Key insights:

1. Tariffs are no longer just headlines—they’re hitting prices. US consumer inflation rose 2.7% in June, likely reflecting delayed effects of past frontloading and new tariffs. With the US set to impose 30% tariffs on EU and Mexico by August 1, and the EU eyeing $84B in retaliatory duties, importers should brace for higher landed costs and increased volatility in sourcing decisions.

2. Ocean freight rates are sliding fast—despite Red Sea disruptions. Asia–US West Coast rates dropped 24% last week to $2,369/FEU, driven by weak peak season demand and proactive carrier capacity cuts. Asia–N. Europe and Mediterranean rates are also soft and even with the Suez mostly avoided, demand weakness is overriding geopolitical constraints—creating a short-term pricing window for opportunistic shippers.

----------------

- _Given exercise_
According to the freight market insights, by what percentage did Asia–US West Coast ocean rates drop last week, and to what level? The listing comes from a separate source.

- _Stored data_
----------------

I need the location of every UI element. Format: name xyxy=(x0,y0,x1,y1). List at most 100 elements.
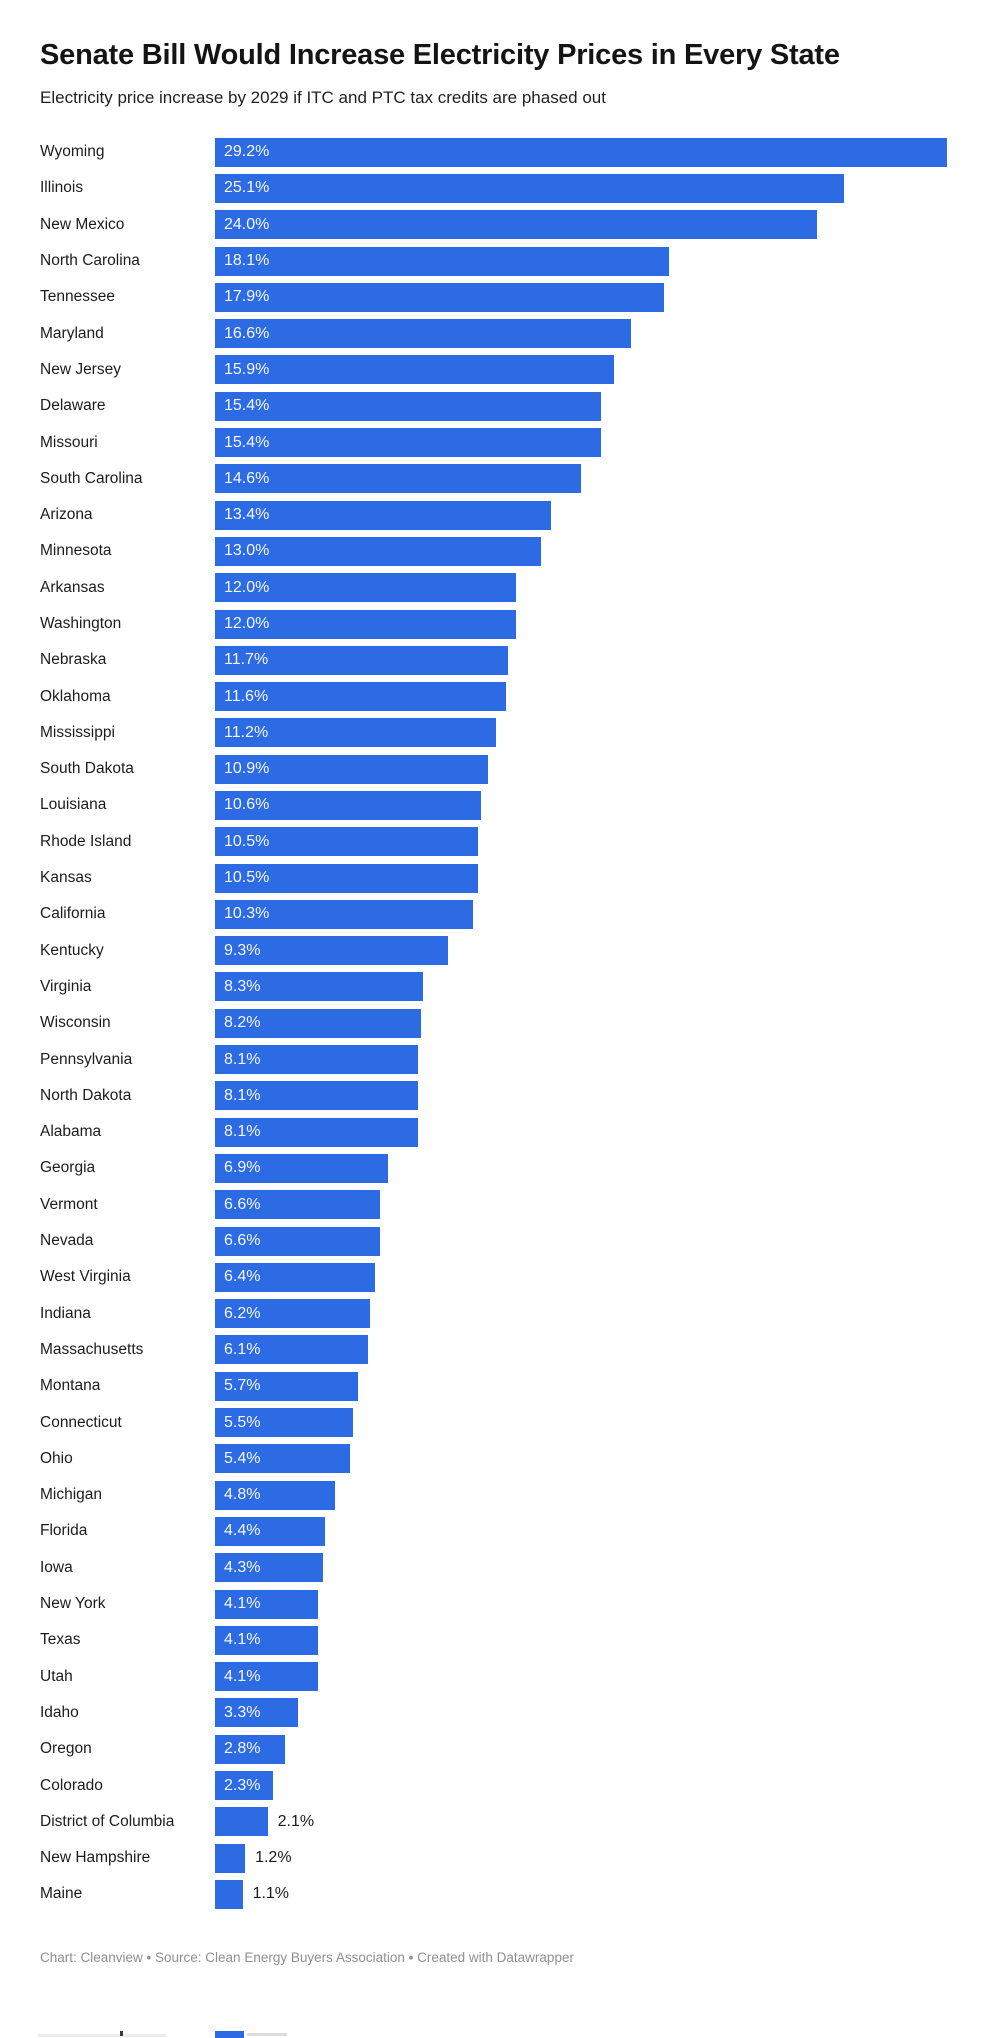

----------------

- _Solution for this exercise_
They dropped 24%, to $2,369/FEU.